→ **Problem details**: Copy out all of the material exactly.
Start of Provided information
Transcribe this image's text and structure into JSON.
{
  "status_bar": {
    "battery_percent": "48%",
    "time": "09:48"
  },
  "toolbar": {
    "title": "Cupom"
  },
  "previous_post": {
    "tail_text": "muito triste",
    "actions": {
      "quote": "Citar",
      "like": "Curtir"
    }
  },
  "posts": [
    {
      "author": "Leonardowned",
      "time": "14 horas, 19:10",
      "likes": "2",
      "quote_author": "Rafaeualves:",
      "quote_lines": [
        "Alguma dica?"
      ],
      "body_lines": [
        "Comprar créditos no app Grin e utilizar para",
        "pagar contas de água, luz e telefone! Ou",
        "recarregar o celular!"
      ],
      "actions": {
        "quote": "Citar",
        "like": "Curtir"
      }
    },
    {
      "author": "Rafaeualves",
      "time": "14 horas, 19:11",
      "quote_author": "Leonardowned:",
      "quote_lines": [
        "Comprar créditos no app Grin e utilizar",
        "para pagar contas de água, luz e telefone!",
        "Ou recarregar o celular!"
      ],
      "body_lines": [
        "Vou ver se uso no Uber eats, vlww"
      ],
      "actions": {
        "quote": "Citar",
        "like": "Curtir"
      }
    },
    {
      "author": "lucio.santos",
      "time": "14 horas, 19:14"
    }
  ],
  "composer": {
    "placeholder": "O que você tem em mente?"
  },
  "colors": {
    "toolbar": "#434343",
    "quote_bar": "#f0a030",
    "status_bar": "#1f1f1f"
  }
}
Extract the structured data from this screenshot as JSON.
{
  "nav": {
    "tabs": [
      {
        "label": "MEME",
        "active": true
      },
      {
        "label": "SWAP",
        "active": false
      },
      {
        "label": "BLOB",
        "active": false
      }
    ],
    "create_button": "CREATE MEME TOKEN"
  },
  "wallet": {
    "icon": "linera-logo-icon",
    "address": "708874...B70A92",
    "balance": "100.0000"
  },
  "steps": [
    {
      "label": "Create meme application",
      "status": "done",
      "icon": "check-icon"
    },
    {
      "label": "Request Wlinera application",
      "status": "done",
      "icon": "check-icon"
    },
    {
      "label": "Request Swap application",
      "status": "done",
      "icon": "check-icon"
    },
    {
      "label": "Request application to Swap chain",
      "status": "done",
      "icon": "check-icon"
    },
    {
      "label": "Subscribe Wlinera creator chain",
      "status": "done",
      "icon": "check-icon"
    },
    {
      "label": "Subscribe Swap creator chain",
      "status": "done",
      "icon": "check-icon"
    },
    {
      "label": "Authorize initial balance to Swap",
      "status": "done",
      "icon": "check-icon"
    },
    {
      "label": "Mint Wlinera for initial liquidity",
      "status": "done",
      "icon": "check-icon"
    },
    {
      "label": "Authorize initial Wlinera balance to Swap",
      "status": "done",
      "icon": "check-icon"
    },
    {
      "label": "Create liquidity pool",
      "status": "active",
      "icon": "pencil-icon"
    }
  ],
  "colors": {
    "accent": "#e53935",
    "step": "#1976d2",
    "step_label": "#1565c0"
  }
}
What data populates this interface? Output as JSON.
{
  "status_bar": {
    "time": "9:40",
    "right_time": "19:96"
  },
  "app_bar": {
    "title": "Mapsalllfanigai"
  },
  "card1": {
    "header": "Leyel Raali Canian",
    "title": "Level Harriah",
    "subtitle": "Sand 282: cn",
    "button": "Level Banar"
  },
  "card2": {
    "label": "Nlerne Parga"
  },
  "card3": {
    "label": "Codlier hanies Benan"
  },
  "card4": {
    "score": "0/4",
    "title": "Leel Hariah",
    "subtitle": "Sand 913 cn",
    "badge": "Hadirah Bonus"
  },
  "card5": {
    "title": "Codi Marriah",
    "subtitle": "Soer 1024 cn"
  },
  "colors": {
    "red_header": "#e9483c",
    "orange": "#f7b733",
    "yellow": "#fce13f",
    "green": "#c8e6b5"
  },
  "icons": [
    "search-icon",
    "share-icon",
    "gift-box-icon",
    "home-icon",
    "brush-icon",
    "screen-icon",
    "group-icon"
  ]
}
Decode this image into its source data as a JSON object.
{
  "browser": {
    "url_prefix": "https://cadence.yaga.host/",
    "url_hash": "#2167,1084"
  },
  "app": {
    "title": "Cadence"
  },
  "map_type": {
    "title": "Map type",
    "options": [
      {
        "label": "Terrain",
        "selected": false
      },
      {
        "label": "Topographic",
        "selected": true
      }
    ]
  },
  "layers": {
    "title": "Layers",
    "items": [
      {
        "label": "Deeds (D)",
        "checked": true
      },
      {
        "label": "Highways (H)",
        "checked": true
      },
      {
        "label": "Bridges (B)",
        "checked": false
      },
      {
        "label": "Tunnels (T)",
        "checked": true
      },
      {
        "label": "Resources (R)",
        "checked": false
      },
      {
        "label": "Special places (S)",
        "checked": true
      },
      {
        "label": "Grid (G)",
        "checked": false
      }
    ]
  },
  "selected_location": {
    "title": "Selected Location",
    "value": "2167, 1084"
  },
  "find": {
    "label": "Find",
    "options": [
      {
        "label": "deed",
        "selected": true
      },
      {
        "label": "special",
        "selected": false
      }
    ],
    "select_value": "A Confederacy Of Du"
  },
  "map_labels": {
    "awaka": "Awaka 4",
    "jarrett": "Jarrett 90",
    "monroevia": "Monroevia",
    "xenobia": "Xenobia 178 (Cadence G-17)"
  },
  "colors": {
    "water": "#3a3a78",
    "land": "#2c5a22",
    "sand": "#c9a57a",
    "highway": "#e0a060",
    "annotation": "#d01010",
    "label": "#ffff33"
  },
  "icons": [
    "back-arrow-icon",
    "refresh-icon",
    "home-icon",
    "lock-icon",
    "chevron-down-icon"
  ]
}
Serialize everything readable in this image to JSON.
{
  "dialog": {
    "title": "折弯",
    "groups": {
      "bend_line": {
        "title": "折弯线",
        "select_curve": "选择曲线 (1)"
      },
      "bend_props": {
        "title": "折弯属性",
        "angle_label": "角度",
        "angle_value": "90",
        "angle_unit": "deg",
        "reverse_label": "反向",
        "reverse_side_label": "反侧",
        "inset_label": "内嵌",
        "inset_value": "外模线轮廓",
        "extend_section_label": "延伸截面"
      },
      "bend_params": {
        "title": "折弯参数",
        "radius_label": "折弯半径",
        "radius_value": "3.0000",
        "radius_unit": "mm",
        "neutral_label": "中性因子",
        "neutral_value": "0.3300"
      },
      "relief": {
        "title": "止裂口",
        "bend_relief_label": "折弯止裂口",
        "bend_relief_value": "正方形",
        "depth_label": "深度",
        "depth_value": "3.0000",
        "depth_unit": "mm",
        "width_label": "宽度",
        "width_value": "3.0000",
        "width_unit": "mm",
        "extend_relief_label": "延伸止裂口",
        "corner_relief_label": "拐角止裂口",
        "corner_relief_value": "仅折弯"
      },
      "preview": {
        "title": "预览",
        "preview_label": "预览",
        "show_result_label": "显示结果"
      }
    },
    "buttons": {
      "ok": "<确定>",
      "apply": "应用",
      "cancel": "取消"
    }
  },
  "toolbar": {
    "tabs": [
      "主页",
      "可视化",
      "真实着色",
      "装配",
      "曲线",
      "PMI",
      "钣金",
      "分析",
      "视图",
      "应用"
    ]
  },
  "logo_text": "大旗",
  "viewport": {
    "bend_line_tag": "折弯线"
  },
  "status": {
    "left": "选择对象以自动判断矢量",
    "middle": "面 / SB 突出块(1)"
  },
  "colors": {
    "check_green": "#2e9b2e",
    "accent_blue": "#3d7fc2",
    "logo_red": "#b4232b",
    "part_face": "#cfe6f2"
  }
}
End of Provided information
→ **Response to this exercise**:
Transcribe this image's text and structure into JSON.
{
  "status_bar": {
    "battery_percent": "48%",
    "time": "09:48"
  },
  "toolbar": {
    "title": "Cupom"
  },
  "previous_post": {
    "tail_text": "muito triste",
    "actions": {
      "quote": "Citar",
      "like": "Curtir"
    }
  },
  "posts": [
    {
      "author": "Leonardowned",
      "time": "14 horas, 19:10",
      "likes": "2",
      "quote_author": "Rafaeualves:",
      "quote_lines": [
        "Alguma dica?"
      ],
      "body_lines": [
        "Comprar créditos no app Grin e utilizar para",
        "pagar contas de água, luz e telefone! Ou",
        "recarregar o celular!"
      ],
      "actions": {
        "quote": "Citar",
        "like": "Curtir"
      }
    },
    {
      "author": "Rafaeualves",
      "time": "14 horas, 19:11",
      "quote_author": "Leonardowned:",
      "quote_lines": [
        "Comprar créditos no app Grin e utilizar",
        "para pagar contas de água, luz e telefone!",
        "Ou recarregar o celular!"
      ],
      "body_lines": [
        "Vou ver se uso no Uber eats, vlww"
      ],
      "actions": {
        "quote": "Citar",
        "like": "Curtir"
      }
    },
    {
      "author": "lucio.santos",
      "time": "14 horas, 19:14"
    }
  ],
  "composer": {
    "placeholder": "O que você tem em mente?"
  },
  "colors": {
    "toolbar": "#434343",
    "quote_bar": "#f0a030",
    "status_bar": "#1f1f1f"
  }
}
Extract the structured data from this screenshot as JSON.
{
  "nav": {
    "tabs": [
      {
        "label": "MEME",
        "active": true
      },
      {
        "label": "SWAP",
        "active": false
      },
      {
        "label": "BLOB",
        "active": false
      }
    ],
    "create_button": "CREATE MEME TOKEN"
  },
  "wallet": {
    "icon": "linera-logo-icon",
    "address": "708874...B70A92",
    "balance": "100.0000"
  },
  "steps": [
    {
      "label": "Create meme application",
      "status": "done",
      "icon": "check-icon"
    },
    {
      "label": "Request Wlinera application",
      "status": "done",
      "icon": "check-icon"
    },
    {
      "label": "Request Swap application",
      "status": "done",
      "icon": "check-icon"
    },
    {
      "label": "Request application to Swap chain",
      "status": "done",
      "icon": "check-icon"
    },
    {
      "label": "Subscribe Wlinera creator chain",
      "status": "done",
      "icon": "check-icon"
    },
    {
      "label": "Subscribe Swap creator chain",
      "status": "done",
      "icon": "check-icon"
    },
    {
      "label": "Authorize initial balance to Swap",
      "status": "done",
      "icon": "check-icon"
    },
    {
      "label": "Mint Wlinera for initial liquidity",
      "status": "done",
      "icon": "check-icon"
    },
    {
      "label": "Authorize initial Wlinera balance to Swap",
      "status": "done",
      "icon": "check-icon"
    },
    {
      "label": "Create liquidity pool",
      "status": "active",
      "icon": "pencil-icon"
    }
  ],
  "colors": {
    "accent": "#e53935",
    "step": "#1976d2",
    "step_label": "#1565c0"
  }
}
What data populates this interface? Output as JSON.
{
  "status_bar": {
    "time": "9:40",
    "right_time": "19:96"
  },
  "app_bar": {
    "title": "Mapsalllfanigai"
  },
  "card1": {
    "header": "Leyel Raali Canian",
    "title": "Level Harriah",
    "subtitle": "Sand 282: cn",
    "button": "Level Banar"
  },
  "card2": {
    "label": "Nlerne Parga"
  },
  "card3": {
    "label": "Codlier hanies Benan"
  },
  "card4": {
    "score": "0/4",
    "title": "Leel Hariah",
    "subtitle": "Sand 913 cn",
    "badge": "Hadirah Bonus"
  },
  "card5": {
    "title": "Codi Marriah",
    "subtitle": "Soer 1024 cn"
  },
  "colors": {
    "red_header": "#e9483c",
    "orange": "#f7b733",
    "yellow": "#fce13f",
    "green": "#c8e6b5"
  },
  "icons": [
    "search-icon",
    "share-icon",
    "gift-box-icon",
    "home-icon",
    "brush-icon",
    "screen-icon",
    "group-icon"
  ]
}
Decode this image into its source data as a JSON object.
{
  "browser": {
    "url_prefix": "https://cadence.yaga.host/",
    "url_hash": "#2167,1084"
  },
  "app": {
    "title": "Cadence"
  },
  "map_type": {
    "title": "Map type",
    "options": [
      {
        "label": "Terrain",
        "selected": false
      },
      {
        "label": "Topographic",
        "selected": true
      }
    ]
  },
  "layers": {
    "title": "Layers",
    "items": [
      {
        "label": "Deeds (D)",
        "checked": true
      },
      {
        "label": "Highways (H)",
        "checked": true
      },
      {
        "label": "Bridges (B)",
        "checked": false
      },
      {
        "label": "Tunnels (T)",
        "checked": true
      },
      {
        "label": "Resources (R)",
        "checked": false
      },
      {
        "label": "Special places (S)",
        "checked": true
      },
      {
        "label": "Grid (G)",
        "checked": false
      }
    ]
  },
  "selected_location": {
    "title": "Selected Location",
    "value": "2167, 1084"
  },
  "find": {
    "label": "Find",
    "options": [
      {
        "label": "deed",
        "selected": true
      },
      {
        "label": "special",
        "selected": false
      }
    ],
    "select_value": "A Confederacy Of Du"
  },
  "map_labels": {
    "awaka": "Awaka 4",
    "jarrett": "Jarrett 90",
    "monroevia": "Monroevia",
    "xenobia": "Xenobia 178 (Cadence G-17)"
  },
  "colors": {
    "water": "#3a3a78",
    "land": "#2c5a22",
    "sand": "#c9a57a",
    "highway": "#e0a060",
    "annotation": "#d01010",
    "label": "#ffff33"
  },
  "icons": [
    "back-arrow-icon",
    "refresh-icon",
    "home-icon",
    "lock-icon",
    "chevron-down-icon"
  ]
}
Serialize everything readable in this image to JSON.
{
  "dialog": {
    "title": "折弯",
    "groups": {
      "bend_line": {
        "title": "折弯线",
        "select_curve": "选择曲线 (1)"
      },
      "bend_props": {
        "title": "折弯属性",
        "angle_label": "角度",
        "angle_value": "90",
        "angle_unit": "deg",
        "reverse_label": "反向",
        "reverse_side_label": "反侧",
        "inset_label": "内嵌",
        "inset_value": "外模线轮廓",
        "extend_section_label": "延伸截面"
      },
      "bend_params": {
        "title": "折弯参数",
        "radius_label": "折弯半径",
        "radius_value": "3.0000",
        "radius_unit": "mm",
        "neutral_label": "中性因子",
        "neutral_value": "0.3300"
      },
      "relief": {
        "title": "止裂口",
        "bend_relief_label": "折弯止裂口",
        "bend_relief_value": "正方形",
        "depth_label": "深度",
        "depth_value": "3.0000",
        "depth_unit": "mm",
        "width_label": "宽度",
        "width_value": "3.0000",
        "width_unit": "mm",
        "extend_relief_label": "延伸止裂口",
        "corner_relief_label": "拐角止裂口",
        "corner_relief_value": "仅折弯"
      },
      "preview": {
        "title": "预览",
        "preview_label": "预览",
        "show_result_label": "显示结果"
      }
    },
    "buttons": {
      "ok": "<确定>",
      "apply": "应用",
      "cancel": "取消"
    }
  },
  "toolbar": {
    "tabs": [
      "主页",
      "可视化",
      "真实着色",
      "装配",
      "曲线",
      "PMI",
      "钣金",
      "分析",
      "视图",
      "应用"
    ]
  },
  "logo_text": "大旗",
  "viewport": {
    "bend_line_tag": "折弯线"
  },
  "status": {
    "left": "选择对象以自动判断矢量",
    "middle": "面 / SB 突出块(1)"
  },
  "colors": {
    "check_green": "#2e9b2e",
    "accent_blue": "#3d7fc2",
    "logo_red": "#b4232b",
    "part_face": "#cfe6f2"
  }
}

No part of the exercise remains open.